**WHAT IS ASKED**:
All of the records below should be output exactly.

**INFORMATION PROVIDED**:
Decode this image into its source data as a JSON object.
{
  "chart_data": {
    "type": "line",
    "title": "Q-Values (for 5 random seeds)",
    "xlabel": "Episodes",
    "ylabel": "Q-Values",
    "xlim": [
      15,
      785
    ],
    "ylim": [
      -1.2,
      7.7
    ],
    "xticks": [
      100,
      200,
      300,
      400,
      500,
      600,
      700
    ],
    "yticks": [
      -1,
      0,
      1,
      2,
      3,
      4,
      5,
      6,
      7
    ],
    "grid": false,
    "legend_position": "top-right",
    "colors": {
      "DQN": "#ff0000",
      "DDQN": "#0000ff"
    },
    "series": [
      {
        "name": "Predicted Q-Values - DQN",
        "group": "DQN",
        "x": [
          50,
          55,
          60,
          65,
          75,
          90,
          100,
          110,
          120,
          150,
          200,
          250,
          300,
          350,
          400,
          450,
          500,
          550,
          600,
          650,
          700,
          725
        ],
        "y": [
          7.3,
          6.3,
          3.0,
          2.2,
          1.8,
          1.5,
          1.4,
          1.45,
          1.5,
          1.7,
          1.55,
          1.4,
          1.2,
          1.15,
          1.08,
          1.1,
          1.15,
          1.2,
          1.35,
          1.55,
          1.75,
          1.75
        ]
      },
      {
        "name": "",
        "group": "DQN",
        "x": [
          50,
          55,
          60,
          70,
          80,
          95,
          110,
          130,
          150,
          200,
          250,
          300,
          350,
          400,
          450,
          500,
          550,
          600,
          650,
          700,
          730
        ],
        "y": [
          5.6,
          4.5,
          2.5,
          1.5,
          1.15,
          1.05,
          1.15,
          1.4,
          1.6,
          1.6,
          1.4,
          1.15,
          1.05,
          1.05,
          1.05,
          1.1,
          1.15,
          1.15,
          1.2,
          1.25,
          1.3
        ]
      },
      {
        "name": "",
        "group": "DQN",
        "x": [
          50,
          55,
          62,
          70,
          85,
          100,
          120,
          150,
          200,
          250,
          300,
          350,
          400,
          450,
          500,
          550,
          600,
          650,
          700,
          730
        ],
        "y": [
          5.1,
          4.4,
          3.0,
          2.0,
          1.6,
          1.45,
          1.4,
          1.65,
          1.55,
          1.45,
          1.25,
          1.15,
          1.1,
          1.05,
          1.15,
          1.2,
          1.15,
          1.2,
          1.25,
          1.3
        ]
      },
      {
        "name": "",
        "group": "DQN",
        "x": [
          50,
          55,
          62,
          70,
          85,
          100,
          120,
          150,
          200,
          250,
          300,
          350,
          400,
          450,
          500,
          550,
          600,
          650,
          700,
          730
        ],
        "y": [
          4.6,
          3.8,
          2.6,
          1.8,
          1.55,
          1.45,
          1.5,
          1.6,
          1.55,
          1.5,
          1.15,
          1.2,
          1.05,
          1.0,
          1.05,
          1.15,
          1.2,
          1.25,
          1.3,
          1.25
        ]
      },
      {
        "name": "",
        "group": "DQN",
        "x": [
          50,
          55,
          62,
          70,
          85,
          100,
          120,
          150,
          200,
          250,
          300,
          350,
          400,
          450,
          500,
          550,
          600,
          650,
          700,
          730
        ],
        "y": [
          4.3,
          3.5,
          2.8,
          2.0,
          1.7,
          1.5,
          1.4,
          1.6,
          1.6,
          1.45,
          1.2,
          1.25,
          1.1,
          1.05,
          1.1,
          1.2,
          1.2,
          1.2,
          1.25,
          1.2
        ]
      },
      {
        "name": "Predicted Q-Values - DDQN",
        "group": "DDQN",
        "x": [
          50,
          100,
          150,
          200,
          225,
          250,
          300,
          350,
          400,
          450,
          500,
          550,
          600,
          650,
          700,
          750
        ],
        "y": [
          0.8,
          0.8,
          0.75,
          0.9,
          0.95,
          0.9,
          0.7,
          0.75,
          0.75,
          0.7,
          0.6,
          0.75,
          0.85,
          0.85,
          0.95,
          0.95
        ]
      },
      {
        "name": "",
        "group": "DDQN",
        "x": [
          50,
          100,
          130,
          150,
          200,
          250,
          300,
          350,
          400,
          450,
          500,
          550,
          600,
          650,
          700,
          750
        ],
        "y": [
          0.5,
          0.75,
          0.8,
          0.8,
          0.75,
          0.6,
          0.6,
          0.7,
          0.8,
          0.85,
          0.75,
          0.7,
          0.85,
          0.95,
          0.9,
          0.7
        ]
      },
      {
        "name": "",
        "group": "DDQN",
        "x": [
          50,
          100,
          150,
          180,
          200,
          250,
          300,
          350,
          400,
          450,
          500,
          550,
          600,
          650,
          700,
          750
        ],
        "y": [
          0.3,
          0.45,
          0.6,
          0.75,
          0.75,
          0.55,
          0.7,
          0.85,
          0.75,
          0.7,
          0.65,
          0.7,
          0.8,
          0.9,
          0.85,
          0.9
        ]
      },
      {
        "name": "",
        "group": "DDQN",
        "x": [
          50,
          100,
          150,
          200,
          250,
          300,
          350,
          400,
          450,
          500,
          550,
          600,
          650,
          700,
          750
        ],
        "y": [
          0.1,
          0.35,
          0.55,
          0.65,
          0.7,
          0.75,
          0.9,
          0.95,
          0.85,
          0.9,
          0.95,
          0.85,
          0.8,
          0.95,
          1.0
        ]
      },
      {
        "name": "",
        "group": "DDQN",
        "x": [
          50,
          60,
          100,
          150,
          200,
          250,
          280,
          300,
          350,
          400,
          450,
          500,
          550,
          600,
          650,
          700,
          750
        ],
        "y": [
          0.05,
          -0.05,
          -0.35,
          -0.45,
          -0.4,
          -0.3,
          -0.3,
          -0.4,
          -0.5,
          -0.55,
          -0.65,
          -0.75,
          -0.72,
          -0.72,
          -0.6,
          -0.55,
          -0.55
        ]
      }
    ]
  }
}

**FINISHED ANSWER**:
Decode this image into its source data as a JSON object.
{
  "chart_data": {
    "type": "line",
    "title": "Q-Values (for 5 random seeds)",
    "xlabel": "Episodes",
    "ylabel": "Q-Values",
    "xlim": [
      15,
      785
    ],
    "ylim": [
      -1.2,
      7.7
    ],
    "xticks": [
      100,
      200,
      300,
      400,
      500,
      600,
      700
    ],
    "yticks": [
      -1,
      0,
      1,
      2,
      3,
      4,
      5,
      6,
      7
    ],
    "grid": false,
    "legend_position": "top-right",
    "colors": {
      "DQN": "#ff0000",
      "DDQN": "#0000ff"
    },
    "series": [
      {
        "name": "Predicted Q-Values - DQN",
        "group": "DQN",
        "x": [
          50,
          55,
          60,
          65,
          75,
          90,
          100,
          110,
          120,
          150,
          200,
          250,
          300,
          350,
          400,
          450,
          500,
          550,
          600,
          650,
          700,
          725
        ],
        "y": [
          7.3,
          6.3,
          3.0,
          2.2,
          1.8,
          1.5,
          1.4,
          1.45,
          1.5,
          1.7,
          1.55,
          1.4,
          1.2,
          1.15,
          1.08,
          1.1,
          1.15,
          1.2,
          1.35,
          1.55,
          1.75,
          1.75
        ]
      },
      {
        "name": "",
        "group": "DQN",
        "x": [
          50,
          55,
          60,
          70,
          80,
          95,
          110,
          130,
          150,
          200,
          250,
          300,
          350,
          400,
          450,
          500,
          550,
          600,
          650,
          700,
          730
        ],
        "y": [
          5.6,
          4.5,
          2.5,
          1.5,
          1.15,
          1.05,
          1.15,
          1.4,
          1.6,
          1.6,
          1.4,
          1.15,
          1.05,
          1.05,
          1.05,
          1.1,
          1.15,
          1.15,
          1.2,
          1.25,
          1.3
        ]
      },
      {
        "name": "",
        "group": "DQN",
        "x": [
          50,
          55,
          62,
          70,
          85,
          100,
          120,
          150,
          200,
          250,
          300,
          350,
          400,
          450,
          500,
          550,
          600,
          650,
          700,
          730
        ],
        "y": [
          5.1,
          4.4,
          3.0,
          2.0,
          1.6,
          1.45,
          1.4,
          1.65,
          1.55,
          1.45,
          1.25,
          1.15,
          1.1,
          1.05,
          1.15,
          1.2,
          1.15,
          1.2,
          1.25,
          1.3
        ]
      },
      {
        "name": "",
        "group": "DQN",
        "x": [
          50,
          55,
          62,
          70,
          85,
          100,
          120,
          150,
          200,
          250,
          300,
          350,
          400,
          450,
          500,
          550,
          600,
          650,
          700,
          730
        ],
        "y": [
          4.6,
          3.8,
          2.6,
          1.8,
          1.55,
          1.45,
          1.5,
          1.6,
          1.55,
          1.5,
          1.15,
          1.2,
          1.05,
          1.0,
          1.05,
          1.15,
          1.2,
          1.25,
          1.3,
          1.25
        ]
      },
      {
        "name": "",
        "group": "DQN",
        "x": [
          50,
          55,
          62,
          70,
          85,
          100,
          120,
          150,
          200,
          250,
          300,
          350,
          400,
          450,
          500,
          550,
          600,
          650,
          700,
          730
        ],
        "y": [
          4.3,
          3.5,
          2.8,
          2.0,
          1.7,
          1.5,
          1.4,
          1.6,
          1.6,
          1.45,
          1.2,
          1.25,
          1.1,
          1.05,
          1.1,
          1.2,
          1.2,
          1.2,
          1.25,
          1.2
        ]
      },
      {
        "name": "Predicted Q-Values - DDQN",
        "group": "DDQN",
        "x": [
          50,
          100,
          150,
          200,
          225,
          250,
          300,
          350,
          400,
          450,
          500,
          550,
          600,
          650,
          700,
          750
        ],
        "y": [
          0.8,
          0.8,
          0.75,
          0.9,
          0.95,
          0.9,
          0.7,
          0.75,
          0.75,
          0.7,
          0.6,
          0.75,
          0.85,
          0.85,
          0.95,
          0.95
        ]
      },
      {
        "name": "",
        "group": "DDQN",
        "x": [
          50,
          100,
          130,
          150,
          200,
          250,
          300,
          350,
          400,
          450,
          500,
          550,
          600,
          650,
          700,
          750
        ],
        "y": [
          0.5,
          0.75,
          0.8,
          0.8,
          0.75,
          0.6,
          0.6,
          0.7,
          0.8,
          0.85,
          0.75,
          0.7,
          0.85,
          0.95,
          0.9,
          0.7
        ]
      },
      {
        "name": "",
        "group": "DDQN",
        "x": [
          50,
          100,
          150,
          180,
          200,
          250,
          300,
          350,
          400,
          450,
          500,
          550,
          600,
          650,
          700,
          750
        ],
        "y": [
          0.3,
          0.45,
          0.6,
          0.75,
          0.75,
          0.55,
          0.7,
          0.85,
          0.75,
          0.7,
          0.65,
          0.7,
          0.8,
          0.9,
          0.85,
          0.9
        ]
      },
      {
        "name": "",
        "group": "DDQN",
        "x": [
          50,
          100,
          150,
          200,
          250,
          300,
          350,
          400,
          450,
          500,
          550,
          600,
          650,
          700,
          750
        ],
        "y": [
          0.1,
          0.35,
          0.55,
          0.65,
          0.7,
          0.75,
          0.9,
          0.95,
          0.85,
          0.9,
          0.95,
          0.85,
          0.8,
          0.95,
          1.0
        ]
      },
      {
        "name": "",
        "group": "DDQN",
        "x": [
          50,
          60,
          100,
          150,
          200,
          250,
          280,
          300,
          350,
          400,
          450,
          500,
          550,
          600,
          650,
          700,
          750
        ],
        "y": [
          0.05,
          -0.05,
          -0.35,
          -0.45,
          -0.4,
          -0.3,
          -0.3,
          -0.4,
          -0.5,
          -0.55,
          -0.65,
          -0.75,
          -0.72,
          -0.72,
          -0.6,
          -0.55,
          -0.55
        ]
      }
    ]
  }
}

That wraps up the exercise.